Problem to solve: Wherever a line holds the word "image", copy that line out.

════════

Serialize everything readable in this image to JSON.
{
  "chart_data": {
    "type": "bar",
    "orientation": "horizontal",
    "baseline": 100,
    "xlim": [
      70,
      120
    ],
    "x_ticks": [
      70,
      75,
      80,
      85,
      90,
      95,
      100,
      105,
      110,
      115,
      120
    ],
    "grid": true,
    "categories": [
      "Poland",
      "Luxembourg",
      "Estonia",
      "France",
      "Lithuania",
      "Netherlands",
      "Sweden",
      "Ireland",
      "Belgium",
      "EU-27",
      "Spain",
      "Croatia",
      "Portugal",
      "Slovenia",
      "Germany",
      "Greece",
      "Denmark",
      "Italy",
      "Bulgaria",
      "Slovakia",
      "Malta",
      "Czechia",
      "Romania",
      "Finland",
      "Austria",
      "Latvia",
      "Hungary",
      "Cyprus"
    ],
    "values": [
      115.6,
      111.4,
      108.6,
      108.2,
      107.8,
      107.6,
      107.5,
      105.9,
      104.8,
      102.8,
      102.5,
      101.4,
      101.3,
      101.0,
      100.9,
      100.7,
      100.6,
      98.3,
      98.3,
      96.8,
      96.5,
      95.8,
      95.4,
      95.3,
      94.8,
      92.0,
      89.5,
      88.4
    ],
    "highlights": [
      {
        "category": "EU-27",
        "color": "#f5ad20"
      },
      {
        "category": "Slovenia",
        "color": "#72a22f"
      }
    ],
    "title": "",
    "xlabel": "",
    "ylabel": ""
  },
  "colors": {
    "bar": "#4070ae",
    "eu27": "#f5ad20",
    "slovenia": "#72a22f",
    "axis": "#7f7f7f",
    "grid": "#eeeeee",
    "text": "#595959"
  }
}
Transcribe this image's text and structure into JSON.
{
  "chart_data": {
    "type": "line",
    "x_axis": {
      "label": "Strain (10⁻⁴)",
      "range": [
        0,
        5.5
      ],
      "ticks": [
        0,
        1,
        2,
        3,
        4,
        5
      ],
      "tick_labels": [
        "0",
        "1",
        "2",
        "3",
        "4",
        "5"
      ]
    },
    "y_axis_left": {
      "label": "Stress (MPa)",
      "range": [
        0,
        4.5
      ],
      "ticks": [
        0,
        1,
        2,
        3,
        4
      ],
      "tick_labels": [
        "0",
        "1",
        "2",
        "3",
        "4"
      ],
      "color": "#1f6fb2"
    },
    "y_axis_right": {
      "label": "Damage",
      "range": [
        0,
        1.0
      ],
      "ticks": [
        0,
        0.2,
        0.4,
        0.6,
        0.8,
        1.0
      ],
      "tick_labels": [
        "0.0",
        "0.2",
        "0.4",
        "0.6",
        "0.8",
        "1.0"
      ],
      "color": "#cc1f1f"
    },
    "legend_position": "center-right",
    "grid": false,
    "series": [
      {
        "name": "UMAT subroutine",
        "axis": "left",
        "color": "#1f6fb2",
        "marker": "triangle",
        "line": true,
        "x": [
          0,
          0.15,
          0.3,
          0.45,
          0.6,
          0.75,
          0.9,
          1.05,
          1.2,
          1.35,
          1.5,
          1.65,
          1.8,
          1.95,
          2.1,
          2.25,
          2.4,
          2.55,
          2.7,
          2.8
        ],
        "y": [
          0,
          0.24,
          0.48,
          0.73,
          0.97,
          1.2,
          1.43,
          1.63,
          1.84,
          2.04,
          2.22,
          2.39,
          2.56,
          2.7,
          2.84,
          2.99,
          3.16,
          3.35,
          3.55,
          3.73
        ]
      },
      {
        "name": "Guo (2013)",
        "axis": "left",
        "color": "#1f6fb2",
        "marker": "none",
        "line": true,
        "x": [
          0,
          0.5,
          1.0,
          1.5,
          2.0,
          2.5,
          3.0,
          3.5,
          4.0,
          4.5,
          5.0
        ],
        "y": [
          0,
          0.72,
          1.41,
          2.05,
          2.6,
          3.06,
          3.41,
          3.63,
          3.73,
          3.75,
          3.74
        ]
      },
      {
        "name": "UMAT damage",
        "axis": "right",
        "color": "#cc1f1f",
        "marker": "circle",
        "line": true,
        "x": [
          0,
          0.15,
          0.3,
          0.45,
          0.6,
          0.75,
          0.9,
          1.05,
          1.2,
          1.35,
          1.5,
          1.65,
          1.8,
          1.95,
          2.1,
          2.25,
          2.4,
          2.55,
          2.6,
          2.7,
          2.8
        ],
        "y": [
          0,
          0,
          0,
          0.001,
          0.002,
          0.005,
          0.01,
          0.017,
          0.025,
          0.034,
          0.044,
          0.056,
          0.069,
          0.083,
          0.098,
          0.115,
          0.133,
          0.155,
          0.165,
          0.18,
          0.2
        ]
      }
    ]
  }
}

════════

Answer to the problem:
Serialize everything readable in this image to JSON.
Transcribe this image's text and structure into JSON.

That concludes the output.